→ Goal: Your task is to give the number of lines in the listing that include "Name", and nothing else.

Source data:
►
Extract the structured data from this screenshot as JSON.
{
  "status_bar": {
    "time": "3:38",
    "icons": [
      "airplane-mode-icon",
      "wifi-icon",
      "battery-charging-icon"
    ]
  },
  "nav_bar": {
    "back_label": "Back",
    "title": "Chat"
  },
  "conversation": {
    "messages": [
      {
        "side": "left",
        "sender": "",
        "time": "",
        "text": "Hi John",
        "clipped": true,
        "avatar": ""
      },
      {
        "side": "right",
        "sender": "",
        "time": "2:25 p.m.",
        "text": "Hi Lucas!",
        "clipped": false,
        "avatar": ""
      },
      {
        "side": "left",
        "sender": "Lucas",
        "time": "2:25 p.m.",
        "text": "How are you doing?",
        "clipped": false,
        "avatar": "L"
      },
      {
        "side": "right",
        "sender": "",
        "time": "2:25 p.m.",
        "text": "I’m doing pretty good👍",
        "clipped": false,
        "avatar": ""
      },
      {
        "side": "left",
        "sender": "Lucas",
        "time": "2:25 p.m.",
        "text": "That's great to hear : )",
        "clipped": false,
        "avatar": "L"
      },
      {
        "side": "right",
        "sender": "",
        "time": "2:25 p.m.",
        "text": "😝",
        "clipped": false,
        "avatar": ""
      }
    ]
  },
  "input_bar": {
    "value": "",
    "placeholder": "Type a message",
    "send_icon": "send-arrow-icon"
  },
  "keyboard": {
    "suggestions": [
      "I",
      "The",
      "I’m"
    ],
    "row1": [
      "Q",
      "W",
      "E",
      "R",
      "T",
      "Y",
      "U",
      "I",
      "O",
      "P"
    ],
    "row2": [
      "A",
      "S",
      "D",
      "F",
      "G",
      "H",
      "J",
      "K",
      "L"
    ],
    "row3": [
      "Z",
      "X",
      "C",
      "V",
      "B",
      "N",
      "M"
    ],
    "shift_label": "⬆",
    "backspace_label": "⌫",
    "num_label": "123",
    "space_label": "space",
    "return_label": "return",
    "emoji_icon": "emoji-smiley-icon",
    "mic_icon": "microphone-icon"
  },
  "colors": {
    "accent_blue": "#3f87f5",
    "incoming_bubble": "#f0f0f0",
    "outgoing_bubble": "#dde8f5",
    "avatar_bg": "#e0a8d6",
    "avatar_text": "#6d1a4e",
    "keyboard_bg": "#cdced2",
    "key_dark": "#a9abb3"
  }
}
◄
►
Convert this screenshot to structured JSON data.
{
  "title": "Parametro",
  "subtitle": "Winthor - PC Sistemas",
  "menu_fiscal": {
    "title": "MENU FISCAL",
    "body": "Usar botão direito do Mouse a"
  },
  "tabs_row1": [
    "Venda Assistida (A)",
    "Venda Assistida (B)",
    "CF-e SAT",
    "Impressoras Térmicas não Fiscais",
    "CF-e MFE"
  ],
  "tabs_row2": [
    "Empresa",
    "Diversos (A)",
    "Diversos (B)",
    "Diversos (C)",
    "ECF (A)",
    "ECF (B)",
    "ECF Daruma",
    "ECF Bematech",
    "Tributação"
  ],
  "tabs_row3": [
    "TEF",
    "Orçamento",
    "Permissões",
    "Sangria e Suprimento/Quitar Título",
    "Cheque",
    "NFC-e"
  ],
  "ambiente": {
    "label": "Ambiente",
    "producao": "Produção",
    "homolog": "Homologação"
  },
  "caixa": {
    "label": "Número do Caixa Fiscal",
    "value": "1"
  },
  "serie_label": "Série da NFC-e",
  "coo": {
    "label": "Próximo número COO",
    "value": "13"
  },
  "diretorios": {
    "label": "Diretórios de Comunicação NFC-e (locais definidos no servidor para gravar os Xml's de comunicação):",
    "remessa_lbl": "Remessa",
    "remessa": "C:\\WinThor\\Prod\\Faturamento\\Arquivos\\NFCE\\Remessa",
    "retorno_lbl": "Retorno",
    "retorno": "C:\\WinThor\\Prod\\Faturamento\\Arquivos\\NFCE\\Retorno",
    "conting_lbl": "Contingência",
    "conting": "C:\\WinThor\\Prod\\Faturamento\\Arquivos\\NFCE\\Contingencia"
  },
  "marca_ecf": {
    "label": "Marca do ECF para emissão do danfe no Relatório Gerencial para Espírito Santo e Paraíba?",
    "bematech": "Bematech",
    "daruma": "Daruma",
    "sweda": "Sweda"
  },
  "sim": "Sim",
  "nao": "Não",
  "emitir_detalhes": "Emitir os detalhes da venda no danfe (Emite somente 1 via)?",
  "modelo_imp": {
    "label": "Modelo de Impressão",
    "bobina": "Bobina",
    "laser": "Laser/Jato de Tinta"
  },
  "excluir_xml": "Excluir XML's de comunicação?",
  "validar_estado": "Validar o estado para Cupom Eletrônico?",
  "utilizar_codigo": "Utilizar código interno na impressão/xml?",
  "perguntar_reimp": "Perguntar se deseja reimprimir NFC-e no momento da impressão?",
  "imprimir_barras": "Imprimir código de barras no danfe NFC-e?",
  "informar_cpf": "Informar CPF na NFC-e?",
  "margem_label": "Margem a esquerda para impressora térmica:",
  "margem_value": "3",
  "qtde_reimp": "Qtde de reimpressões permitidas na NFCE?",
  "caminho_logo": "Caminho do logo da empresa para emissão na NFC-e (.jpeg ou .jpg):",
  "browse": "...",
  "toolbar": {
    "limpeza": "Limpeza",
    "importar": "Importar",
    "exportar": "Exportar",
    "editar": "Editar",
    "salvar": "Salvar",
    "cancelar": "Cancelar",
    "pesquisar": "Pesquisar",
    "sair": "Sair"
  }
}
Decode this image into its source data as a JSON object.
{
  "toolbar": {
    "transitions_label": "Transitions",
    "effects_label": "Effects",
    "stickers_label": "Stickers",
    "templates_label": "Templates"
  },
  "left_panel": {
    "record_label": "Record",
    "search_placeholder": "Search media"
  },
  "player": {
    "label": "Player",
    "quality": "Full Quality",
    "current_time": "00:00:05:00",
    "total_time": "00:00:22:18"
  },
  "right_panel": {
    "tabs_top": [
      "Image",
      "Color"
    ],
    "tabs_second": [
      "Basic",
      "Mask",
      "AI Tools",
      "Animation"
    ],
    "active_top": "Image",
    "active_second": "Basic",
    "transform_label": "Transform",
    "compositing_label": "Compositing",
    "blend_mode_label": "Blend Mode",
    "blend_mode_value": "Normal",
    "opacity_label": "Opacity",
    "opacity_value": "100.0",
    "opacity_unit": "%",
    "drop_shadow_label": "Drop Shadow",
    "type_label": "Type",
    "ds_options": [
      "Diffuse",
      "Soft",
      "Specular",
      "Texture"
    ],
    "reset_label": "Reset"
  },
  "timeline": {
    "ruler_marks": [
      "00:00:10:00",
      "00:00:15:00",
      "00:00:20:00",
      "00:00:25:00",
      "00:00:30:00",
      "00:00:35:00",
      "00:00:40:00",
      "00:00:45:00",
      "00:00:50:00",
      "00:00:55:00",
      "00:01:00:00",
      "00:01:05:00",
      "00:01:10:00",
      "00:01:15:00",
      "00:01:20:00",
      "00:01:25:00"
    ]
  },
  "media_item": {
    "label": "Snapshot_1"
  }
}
◄
►
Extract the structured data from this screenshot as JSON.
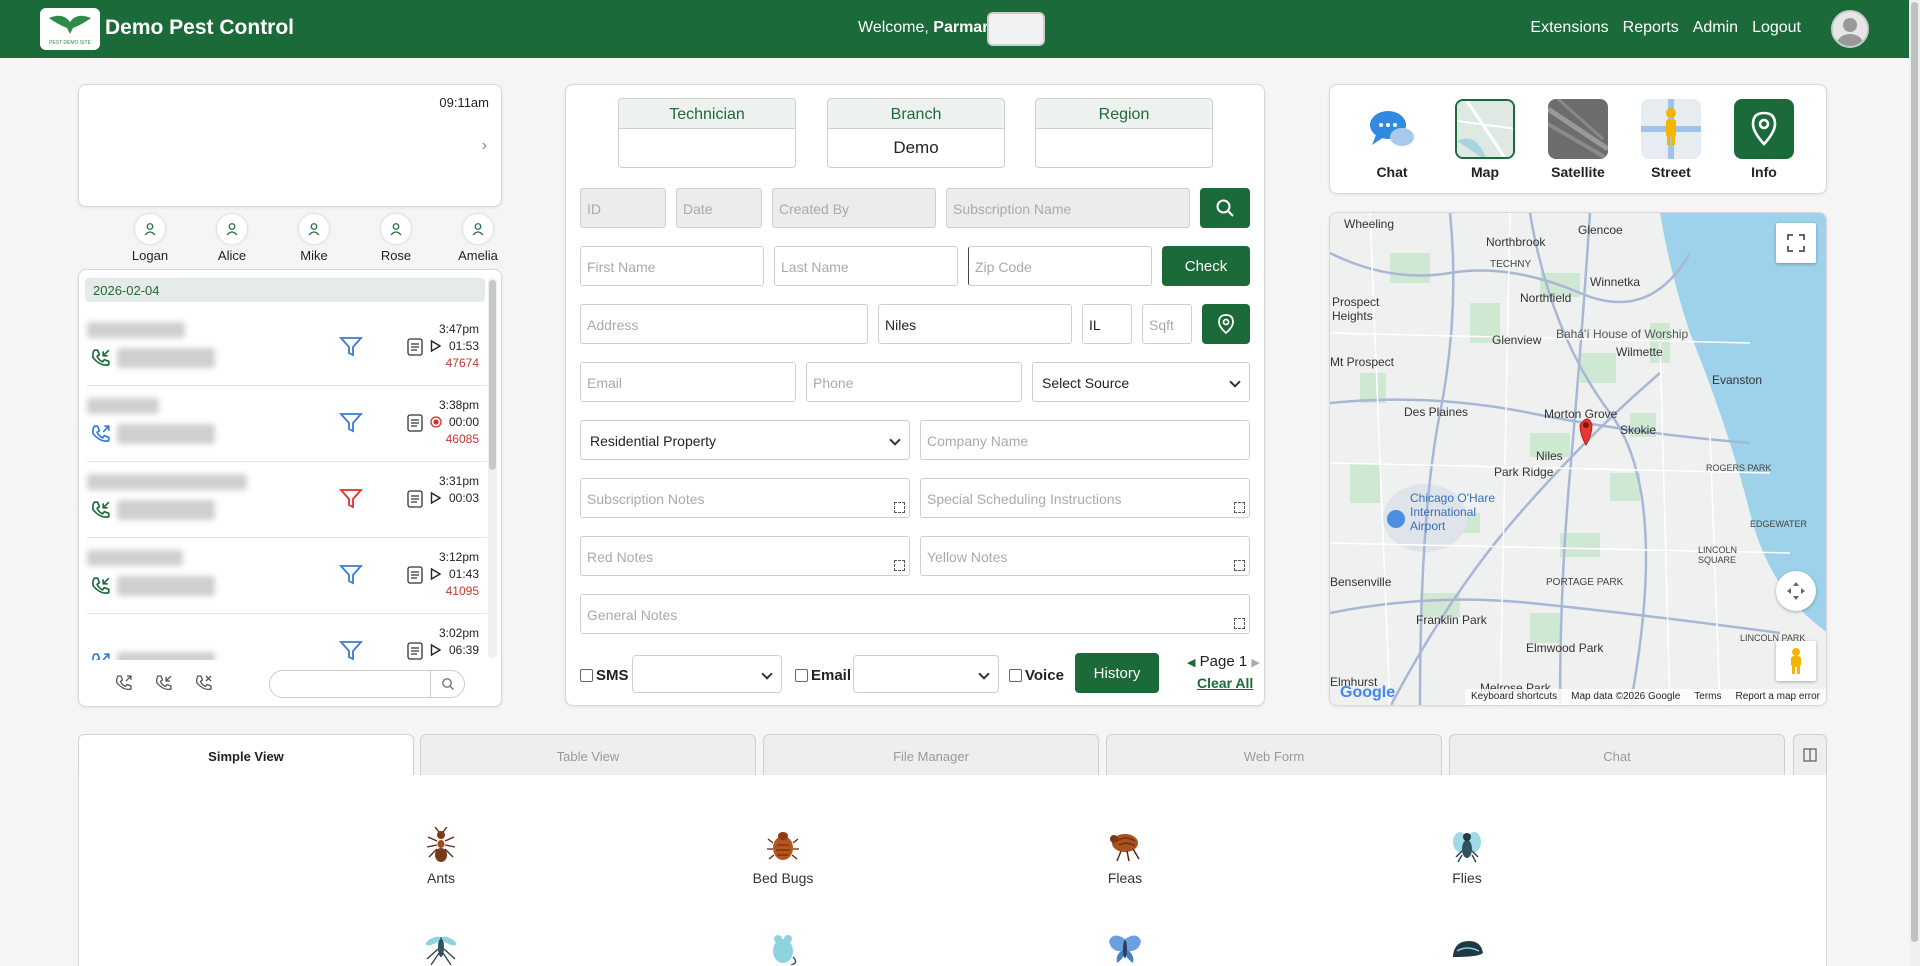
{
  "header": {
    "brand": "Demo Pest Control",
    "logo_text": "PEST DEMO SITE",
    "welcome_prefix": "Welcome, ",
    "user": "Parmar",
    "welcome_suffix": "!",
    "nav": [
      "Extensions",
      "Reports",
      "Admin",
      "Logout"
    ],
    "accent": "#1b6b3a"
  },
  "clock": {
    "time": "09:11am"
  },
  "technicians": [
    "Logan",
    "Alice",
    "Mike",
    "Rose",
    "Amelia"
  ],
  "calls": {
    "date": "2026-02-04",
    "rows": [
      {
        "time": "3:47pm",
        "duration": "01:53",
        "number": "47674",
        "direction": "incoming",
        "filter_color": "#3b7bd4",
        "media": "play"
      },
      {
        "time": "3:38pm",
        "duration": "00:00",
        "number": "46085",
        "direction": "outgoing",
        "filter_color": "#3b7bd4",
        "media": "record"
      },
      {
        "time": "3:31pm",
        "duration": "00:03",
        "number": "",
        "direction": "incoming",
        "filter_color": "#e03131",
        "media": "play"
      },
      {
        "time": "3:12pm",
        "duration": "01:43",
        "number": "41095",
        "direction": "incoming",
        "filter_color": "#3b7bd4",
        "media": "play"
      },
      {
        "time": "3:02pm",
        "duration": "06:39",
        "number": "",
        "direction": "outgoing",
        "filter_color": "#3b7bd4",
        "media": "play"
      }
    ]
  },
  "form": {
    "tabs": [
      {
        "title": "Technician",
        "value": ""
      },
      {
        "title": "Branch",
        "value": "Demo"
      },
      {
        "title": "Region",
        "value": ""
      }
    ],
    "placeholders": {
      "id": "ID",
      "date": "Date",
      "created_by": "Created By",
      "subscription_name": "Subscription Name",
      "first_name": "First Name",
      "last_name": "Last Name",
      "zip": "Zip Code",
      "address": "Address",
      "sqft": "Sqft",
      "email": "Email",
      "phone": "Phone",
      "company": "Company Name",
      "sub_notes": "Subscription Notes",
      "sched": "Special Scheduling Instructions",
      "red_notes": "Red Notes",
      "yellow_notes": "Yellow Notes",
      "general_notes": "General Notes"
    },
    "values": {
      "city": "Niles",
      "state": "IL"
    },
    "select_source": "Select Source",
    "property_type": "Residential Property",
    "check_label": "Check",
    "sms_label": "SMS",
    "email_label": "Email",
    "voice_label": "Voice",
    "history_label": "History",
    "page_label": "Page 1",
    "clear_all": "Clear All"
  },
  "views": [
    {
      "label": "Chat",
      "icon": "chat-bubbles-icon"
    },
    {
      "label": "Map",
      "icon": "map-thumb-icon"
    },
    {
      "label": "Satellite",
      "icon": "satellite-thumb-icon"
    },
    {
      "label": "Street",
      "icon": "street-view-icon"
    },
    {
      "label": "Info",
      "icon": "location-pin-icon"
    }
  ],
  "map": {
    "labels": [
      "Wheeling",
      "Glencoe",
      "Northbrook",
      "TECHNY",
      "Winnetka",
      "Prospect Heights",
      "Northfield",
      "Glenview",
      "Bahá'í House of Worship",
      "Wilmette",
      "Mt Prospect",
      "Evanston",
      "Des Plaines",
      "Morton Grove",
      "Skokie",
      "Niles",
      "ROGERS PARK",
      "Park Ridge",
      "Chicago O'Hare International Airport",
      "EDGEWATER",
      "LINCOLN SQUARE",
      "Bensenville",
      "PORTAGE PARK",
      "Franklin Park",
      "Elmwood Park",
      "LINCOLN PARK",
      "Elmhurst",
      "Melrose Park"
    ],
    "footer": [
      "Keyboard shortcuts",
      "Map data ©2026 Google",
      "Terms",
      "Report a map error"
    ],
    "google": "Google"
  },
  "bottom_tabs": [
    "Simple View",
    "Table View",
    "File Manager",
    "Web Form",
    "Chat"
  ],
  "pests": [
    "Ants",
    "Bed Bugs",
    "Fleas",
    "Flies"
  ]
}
◄
→ Task answer: 4